Your goal:
Give the data below again exactly as it stands. Omit the pictures.

::::

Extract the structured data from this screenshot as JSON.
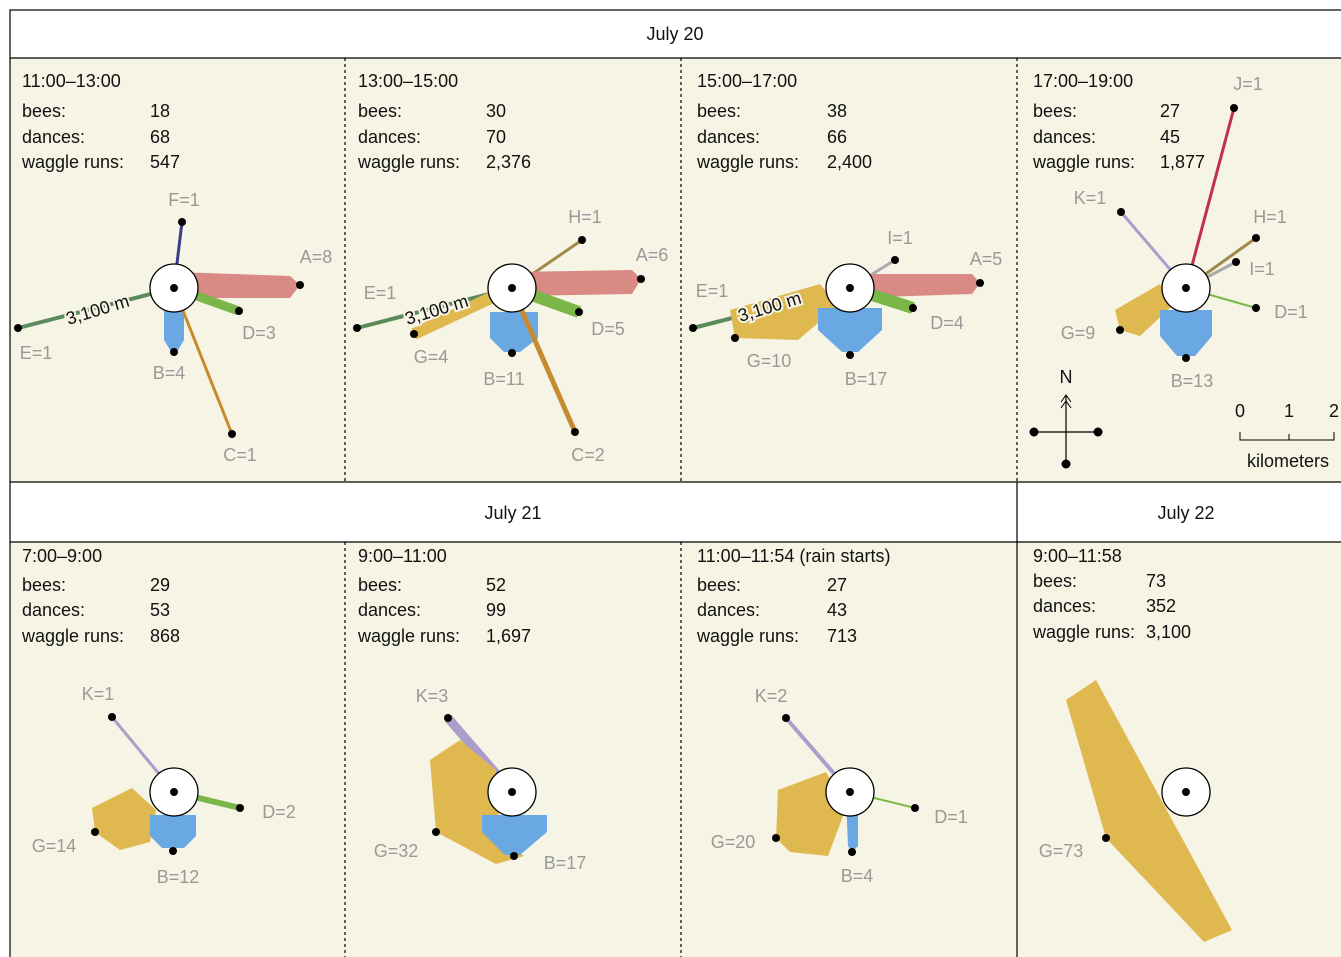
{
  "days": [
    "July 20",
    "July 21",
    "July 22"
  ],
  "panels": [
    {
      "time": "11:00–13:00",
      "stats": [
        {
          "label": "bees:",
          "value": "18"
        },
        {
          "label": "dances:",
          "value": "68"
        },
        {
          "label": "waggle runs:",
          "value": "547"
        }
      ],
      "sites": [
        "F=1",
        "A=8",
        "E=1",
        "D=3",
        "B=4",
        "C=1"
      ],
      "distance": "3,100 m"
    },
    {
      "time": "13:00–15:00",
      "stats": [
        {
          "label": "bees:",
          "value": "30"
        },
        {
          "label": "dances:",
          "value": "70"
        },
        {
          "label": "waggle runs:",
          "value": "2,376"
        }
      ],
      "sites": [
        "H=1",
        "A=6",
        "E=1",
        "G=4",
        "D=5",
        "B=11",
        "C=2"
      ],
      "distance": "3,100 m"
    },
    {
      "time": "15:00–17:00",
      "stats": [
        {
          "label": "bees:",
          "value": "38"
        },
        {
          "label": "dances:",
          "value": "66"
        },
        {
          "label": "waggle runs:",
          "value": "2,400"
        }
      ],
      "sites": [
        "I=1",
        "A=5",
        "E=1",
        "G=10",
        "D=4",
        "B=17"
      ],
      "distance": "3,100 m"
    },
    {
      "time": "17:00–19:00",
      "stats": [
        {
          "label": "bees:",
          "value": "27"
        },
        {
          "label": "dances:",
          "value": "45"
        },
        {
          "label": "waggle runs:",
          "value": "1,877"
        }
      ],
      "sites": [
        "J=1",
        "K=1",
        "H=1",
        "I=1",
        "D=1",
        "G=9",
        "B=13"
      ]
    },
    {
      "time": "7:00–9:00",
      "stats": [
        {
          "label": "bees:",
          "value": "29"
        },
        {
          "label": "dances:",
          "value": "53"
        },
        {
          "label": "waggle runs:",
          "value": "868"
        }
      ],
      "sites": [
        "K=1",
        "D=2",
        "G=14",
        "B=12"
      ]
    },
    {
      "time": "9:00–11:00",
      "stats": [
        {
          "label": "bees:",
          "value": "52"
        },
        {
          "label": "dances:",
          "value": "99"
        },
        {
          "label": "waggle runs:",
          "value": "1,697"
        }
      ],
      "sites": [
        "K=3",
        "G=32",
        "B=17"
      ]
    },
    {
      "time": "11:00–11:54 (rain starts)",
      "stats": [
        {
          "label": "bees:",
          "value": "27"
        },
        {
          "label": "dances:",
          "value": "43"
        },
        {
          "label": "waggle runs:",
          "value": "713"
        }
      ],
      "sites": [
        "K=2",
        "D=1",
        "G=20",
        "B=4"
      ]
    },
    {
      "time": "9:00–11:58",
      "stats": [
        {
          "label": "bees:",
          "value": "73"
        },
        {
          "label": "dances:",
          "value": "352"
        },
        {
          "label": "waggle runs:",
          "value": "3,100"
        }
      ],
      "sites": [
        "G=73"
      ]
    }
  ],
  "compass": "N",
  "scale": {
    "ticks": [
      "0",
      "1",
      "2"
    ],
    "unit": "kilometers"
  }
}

::::

Complete answer:
Extract the structured data from this screenshot as JSON.
{
  "days": [
    "July 20",
    "July 21",
    "July 22"
  ],
  "panels": [
    {
      "time": "11:00–13:00",
      "stats": [
        {
          "label": "bees:",
          "value": "18"
        },
        {
          "label": "dances:",
          "value": "68"
        },
        {
          "label": "waggle runs:",
          "value": "547"
        }
      ],
      "sites": [
        "F=1",
        "A=8",
        "E=1",
        "D=3",
        "B=4",
        "C=1"
      ],
      "distance": "3,100 m"
    },
    {
      "time": "13:00–15:00",
      "stats": [
        {
          "label": "bees:",
          "value": "30"
        },
        {
          "label": "dances:",
          "value": "70"
        },
        {
          "label": "waggle runs:",
          "value": "2,376"
        }
      ],
      "sites": [
        "H=1",
        "A=6",
        "E=1",
        "G=4",
        "D=5",
        "B=11",
        "C=2"
      ],
      "distance": "3,100 m"
    },
    {
      "time": "15:00–17:00",
      "stats": [
        {
          "label": "bees:",
          "value": "38"
        },
        {
          "label": "dances:",
          "value": "66"
        },
        {
          "label": "waggle runs:",
          "value": "2,400"
        }
      ],
      "sites": [
        "I=1",
        "A=5",
        "E=1",
        "G=10",
        "D=4",
        "B=17"
      ],
      "distance": "3,100 m"
    },
    {
      "time": "17:00–19:00",
      "stats": [
        {
          "label": "bees:",
          "value": "27"
        },
        {
          "label": "dances:",
          "value": "45"
        },
        {
          "label": "waggle runs:",
          "value": "1,877"
        }
      ],
      "sites": [
        "J=1",
        "K=1",
        "H=1",
        "I=1",
        "D=1",
        "G=9",
        "B=13"
      ]
    },
    {
      "time": "7:00–9:00",
      "stats": [
        {
          "label": "bees:",
          "value": "29"
        },
        {
          "label": "dances:",
          "value": "53"
        },
        {
          "label": "waggle runs:",
          "value": "868"
        }
      ],
      "sites": [
        "K=1",
        "D=2",
        "G=14",
        "B=12"
      ]
    },
    {
      "time": "9:00–11:00",
      "stats": [
        {
          "label": "bees:",
          "value": "52"
        },
        {
          "label": "dances:",
          "value": "99"
        },
        {
          "label": "waggle runs:",
          "value": "1,697"
        }
      ],
      "sites": [
        "K=3",
        "G=32",
        "B=17"
      ]
    },
    {
      "time": "11:00–11:54 (rain starts)",
      "stats": [
        {
          "label": "bees:",
          "value": "27"
        },
        {
          "label": "dances:",
          "value": "43"
        },
        {
          "label": "waggle runs:",
          "value": "713"
        }
      ],
      "sites": [
        "K=2",
        "D=1",
        "G=20",
        "B=4"
      ]
    },
    {
      "time": "9:00–11:58",
      "stats": [
        {
          "label": "bees:",
          "value": "73"
        },
        {
          "label": "dances:",
          "value": "352"
        },
        {
          "label": "waggle runs:",
          "value": "3,100"
        }
      ],
      "sites": [
        "G=73"
      ]
    }
  ],
  "compass": "N",
  "scale": {
    "ticks": [
      "0",
      "1",
      "2"
    ],
    "unit": "kilometers"
  }
}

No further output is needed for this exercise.